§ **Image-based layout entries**
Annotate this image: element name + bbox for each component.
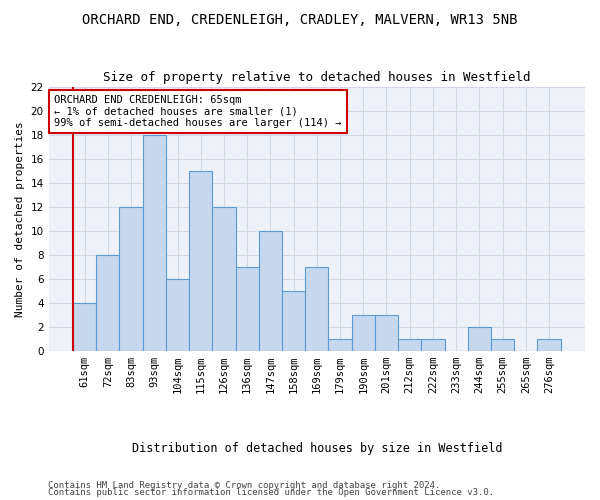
Bar bbox=[468, 327, 491, 351]
Text: ORCHARD END CREDENLEIGH: 65sqm
← 1% of detached houses are smaller (1)
99% of se: ORCHARD END CREDENLEIGH: 65sqm ← 1% of d… bbox=[54, 95, 341, 128]
Bar bbox=[538, 339, 560, 351]
Bar bbox=[352, 315, 375, 351]
Bar bbox=[282, 291, 305, 351]
Bar bbox=[212, 207, 236, 351]
Bar bbox=[189, 171, 212, 351]
X-axis label: Distribution of detached houses by size in Westfield: Distribution of detached houses by size … bbox=[131, 442, 502, 455]
Bar bbox=[375, 315, 398, 351]
Bar bbox=[421, 339, 445, 351]
Bar bbox=[73, 303, 96, 351]
Title: Size of property relative to detached houses in Westfield: Size of property relative to detached ho… bbox=[103, 72, 530, 85]
Text: Contains HM Land Registry data © Crown copyright and database right 2024.: Contains HM Land Registry data © Crown c… bbox=[48, 480, 440, 490]
Bar bbox=[328, 339, 352, 351]
Bar bbox=[166, 279, 189, 351]
Text: ORCHARD END, CREDENLEIGH, CRADLEY, MALVERN, WR13 5NB: ORCHARD END, CREDENLEIGH, CRADLEY, MALVE… bbox=[82, 12, 518, 26]
Bar bbox=[259, 231, 282, 351]
Bar bbox=[119, 207, 143, 351]
Bar bbox=[236, 267, 259, 351]
Bar bbox=[143, 135, 166, 351]
Bar bbox=[96, 255, 119, 351]
Text: Contains public sector information licensed under the Open Government Licence v3: Contains public sector information licen… bbox=[48, 488, 494, 497]
Bar bbox=[305, 267, 328, 351]
Y-axis label: Number of detached properties: Number of detached properties bbox=[15, 121, 25, 317]
Bar bbox=[491, 339, 514, 351]
Bar bbox=[398, 339, 421, 351]
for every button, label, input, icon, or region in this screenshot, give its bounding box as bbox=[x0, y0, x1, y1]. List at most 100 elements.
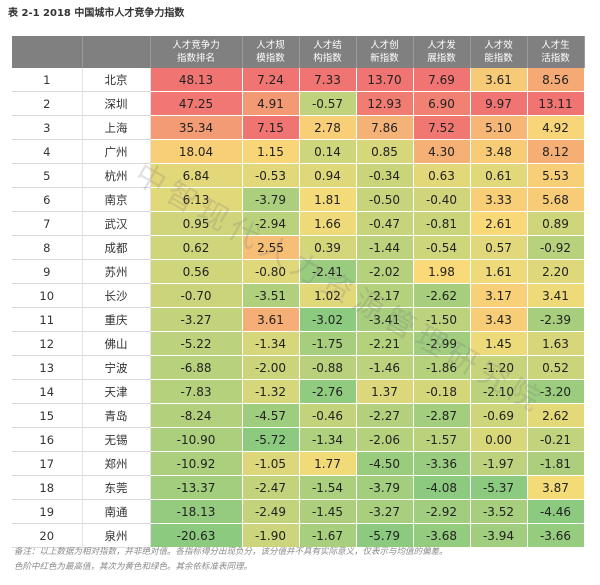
index-value-cell: -2.39 bbox=[527, 307, 585, 332]
index-value-cell: -3.20 bbox=[527, 379, 585, 404]
index-value-cell: 3.17 bbox=[470, 283, 528, 308]
index-value-cell: -2.17 bbox=[356, 283, 414, 308]
table-container: 人才竞争力 指数排名 人才规 模指数 人才结 构指数 人才创 新指数 人才发 展指数 人才效 能指数人… bbox=[12, 36, 585, 548]
index-value-cell: 12.93 bbox=[356, 91, 414, 116]
rank-cell: 10 bbox=[12, 283, 83, 308]
table-body: 1 北京 48.13 7.24 7.33 13.70 7.69 3.61 8.56 2 深圳 47.2… bbox=[12, 68, 585, 548]
index-value-cell: -0.69 bbox=[470, 403, 528, 428]
index-value-cell: -2.21 bbox=[356, 331, 414, 356]
rank-cell: 2 bbox=[12, 91, 83, 116]
rank-cell: 6 bbox=[12, 187, 83, 212]
table-row: 1 北京 48.13 7.24 7.33 13.70 7.69 3.61 8.56 bbox=[12, 68, 585, 92]
index-value-cell: -10.92 bbox=[150, 451, 243, 476]
column-header-line: 展指数 bbox=[427, 53, 456, 64]
index-value-cell: -2.06 bbox=[356, 427, 414, 452]
column-header-6: 人才发 展指数 bbox=[413, 36, 471, 68]
city-cell: 长沙 bbox=[82, 283, 151, 308]
column-header-line: 活指数 bbox=[541, 53, 570, 64]
index-value-cell: -3.41 bbox=[356, 307, 414, 332]
column-header-line: 人才生 bbox=[541, 40, 570, 51]
index-value-cell: -2.92 bbox=[413, 499, 471, 524]
column-header-line: 人才竞争力 bbox=[172, 40, 220, 51]
city-cell: 南京 bbox=[82, 187, 151, 212]
table-row: 4 广州 18.04 1.15 0.14 0.85 4.30 3.48 8.12 bbox=[12, 139, 585, 164]
table-row: 15 青岛 -8.24 -4.57 -0.46 -2.27 -2.87 -0.69 2.62 bbox=[12, 403, 585, 428]
index-value-cell: 7.15 bbox=[242, 115, 300, 140]
index-value-cell: -5.79 bbox=[356, 523, 414, 548]
index-value-cell: -3.02 bbox=[299, 307, 357, 332]
column-header-line: 人才结 bbox=[313, 40, 342, 51]
city-cell: 广州 bbox=[82, 139, 151, 164]
index-value-cell: -3.51 bbox=[242, 283, 300, 308]
city-cell: 泉州 bbox=[82, 523, 151, 548]
index-value-cell: -8.24 bbox=[150, 403, 243, 428]
index-value-cell: -4.46 bbox=[527, 499, 585, 524]
index-value-cell: -1.34 bbox=[242, 331, 300, 356]
column-header-7: 人才效 能指数 bbox=[470, 36, 528, 68]
index-value-cell: -0.46 bbox=[299, 403, 357, 428]
column-header-line: 人才创 bbox=[370, 40, 399, 51]
index-value-cell: 13.11 bbox=[527, 91, 585, 116]
column-header-4: 人才结 构指数 bbox=[299, 36, 357, 68]
column-header-line: 人才发 bbox=[427, 40, 456, 51]
index-value-cell: -3.94 bbox=[470, 523, 528, 548]
table-title: 表 2-1 2018 中国城市人才竞争力指数 bbox=[8, 8, 185, 19]
table-row: 6 南京 6.13 -3.79 1.81 -0.50 -0.40 3.33 5.68 bbox=[12, 187, 585, 212]
index-value-cell: 3.41 bbox=[527, 283, 585, 308]
city-cell: 上海 bbox=[82, 115, 151, 140]
city-cell: 成都 bbox=[82, 235, 151, 260]
index-value-cell: -5.37 bbox=[470, 475, 528, 500]
index-value-cell: -0.57 bbox=[299, 91, 357, 116]
rank-cell: 20 bbox=[12, 523, 83, 548]
index-value-cell: 4.91 bbox=[242, 91, 300, 116]
index-value-cell: -20.63 bbox=[150, 523, 243, 548]
table-row: 2 深圳 47.25 4.91 -0.57 12.93 6.90 9.97 13.11 bbox=[12, 91, 585, 116]
index-value-cell: 0.63 bbox=[413, 163, 471, 188]
index-value-cell: -1.75 bbox=[299, 331, 357, 356]
index-value-cell: 0.61 bbox=[470, 163, 528, 188]
index-value-cell: 48.13 bbox=[150, 68, 243, 92]
index-value-cell: 9.97 bbox=[470, 91, 528, 116]
index-value-cell: 0.62 bbox=[150, 235, 243, 260]
index-value-cell: 0.39 bbox=[299, 235, 357, 260]
column-header-line: 构指数 bbox=[313, 53, 342, 64]
index-value-cell: -3.36 bbox=[413, 451, 471, 476]
index-value-cell: 2.62 bbox=[527, 403, 585, 428]
index-value-cell: -0.54 bbox=[413, 235, 471, 260]
index-value-cell: 7.86 bbox=[356, 115, 414, 140]
index-value-cell: -1.57 bbox=[413, 427, 471, 452]
index-value-cell: -2.94 bbox=[242, 211, 300, 236]
index-value-cell: -2.27 bbox=[356, 403, 414, 428]
footnote-line-1: 备注：以上数据为相对指数，并非绝对值。各指标得分出现负分，该分值并不具有实际意义… bbox=[14, 547, 448, 557]
index-value-cell: -1.90 bbox=[242, 523, 300, 548]
column-header-5: 人才创 新指数 bbox=[356, 36, 414, 68]
table-row: 11 重庆 -3.27 3.61 -3.02 -3.41 -1.50 3.43 -2.39 bbox=[12, 307, 585, 332]
index-value-cell: 2.55 bbox=[242, 235, 300, 260]
table-row: 5 杭州 6.84 -0.53 0.94 -0.34 0.63 0.61 5.53 bbox=[12, 163, 585, 188]
rank-cell: 1 bbox=[12, 68, 83, 92]
column-header-2: 人才竞争力 指数排名 bbox=[150, 36, 243, 68]
index-value-cell: 2.78 bbox=[299, 115, 357, 140]
index-value-cell: -4.08 bbox=[413, 475, 471, 500]
index-value-cell: -1.50 bbox=[413, 307, 471, 332]
index-value-cell: 1.37 bbox=[356, 379, 414, 404]
column-header-line: 模指数 bbox=[256, 53, 285, 64]
rank-cell: 13 bbox=[12, 355, 83, 380]
city-cell: 重庆 bbox=[82, 307, 151, 332]
column-header-line: 人才规 bbox=[256, 40, 285, 51]
index-value-cell: 3.48 bbox=[470, 139, 528, 164]
index-value-cell: 3.61 bbox=[470, 68, 528, 92]
index-value-cell: 0.94 bbox=[299, 163, 357, 188]
rank-cell: 18 bbox=[12, 475, 83, 500]
index-value-cell: 3.33 bbox=[470, 187, 528, 212]
index-value-cell: -3.79 bbox=[242, 187, 300, 212]
city-cell: 南通 bbox=[82, 499, 151, 524]
index-value-cell: 5.10 bbox=[470, 115, 528, 140]
index-value-cell: 13.70 bbox=[356, 68, 414, 92]
table-row: 20 泉州 -20.63 -1.90 -1.67 -5.79 -3.68 -3.94 -3.66 bbox=[12, 523, 585, 548]
index-value-cell: 35.34 bbox=[150, 115, 243, 140]
index-value-cell: -4.57 bbox=[242, 403, 300, 428]
city-cell: 东莞 bbox=[82, 475, 151, 500]
city-cell: 宁波 bbox=[82, 355, 151, 380]
table-row: 13 宁波 -6.88 -2.00 -0.88 -1.46 -1.86 -1.20 0.52 bbox=[12, 355, 585, 380]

§ **Brief**
Rewrite the material starting at the line containing "Bar bbox=[468, 327, 491, 351]" and ending at the line containing "Bar bbox=[143, 135, 166, 351]", with "Bar" renamed to "Column" and nothing else altered.

§ **Solution**
Column bbox=[468, 327, 491, 351]
Text: ORCHARD END CREDENLEIGH: 65sqm
← 1% of detached houses are smaller (1)
99% of se: ORCHARD END CREDENLEIGH: 65sqm ← 1% of d… bbox=[54, 95, 341, 128]
Column bbox=[538, 339, 560, 351]
Column bbox=[352, 315, 375, 351]
Column bbox=[282, 291, 305, 351]
Column bbox=[212, 207, 236, 351]
Column bbox=[189, 171, 212, 351]
X-axis label: Distribution of detached houses by size in Westfield: Distribution of detached houses by size … bbox=[131, 442, 502, 455]
Column bbox=[375, 315, 398, 351]
Column bbox=[421, 339, 445, 351]
Column bbox=[73, 303, 96, 351]
Title: Size of property relative to detached houses in Westfield: Size of property relative to detached ho… bbox=[103, 72, 530, 85]
Text: Contains HM Land Registry data © Crown copyright and database right 2024.: Contains HM Land Registry data © Crown c… bbox=[48, 480, 440, 490]
Column bbox=[328, 339, 352, 351]
Column bbox=[166, 279, 189, 351]
Text: ORCHARD END, CREDENLEIGH, CRADLEY, MALVERN, WR13 5NB: ORCHARD END, CREDENLEIGH, CRADLEY, MALVE… bbox=[82, 12, 518, 26]
Column bbox=[259, 231, 282, 351]
Column bbox=[119, 207, 143, 351]
Column bbox=[236, 267, 259, 351]
Column bbox=[143, 135, 166, 351]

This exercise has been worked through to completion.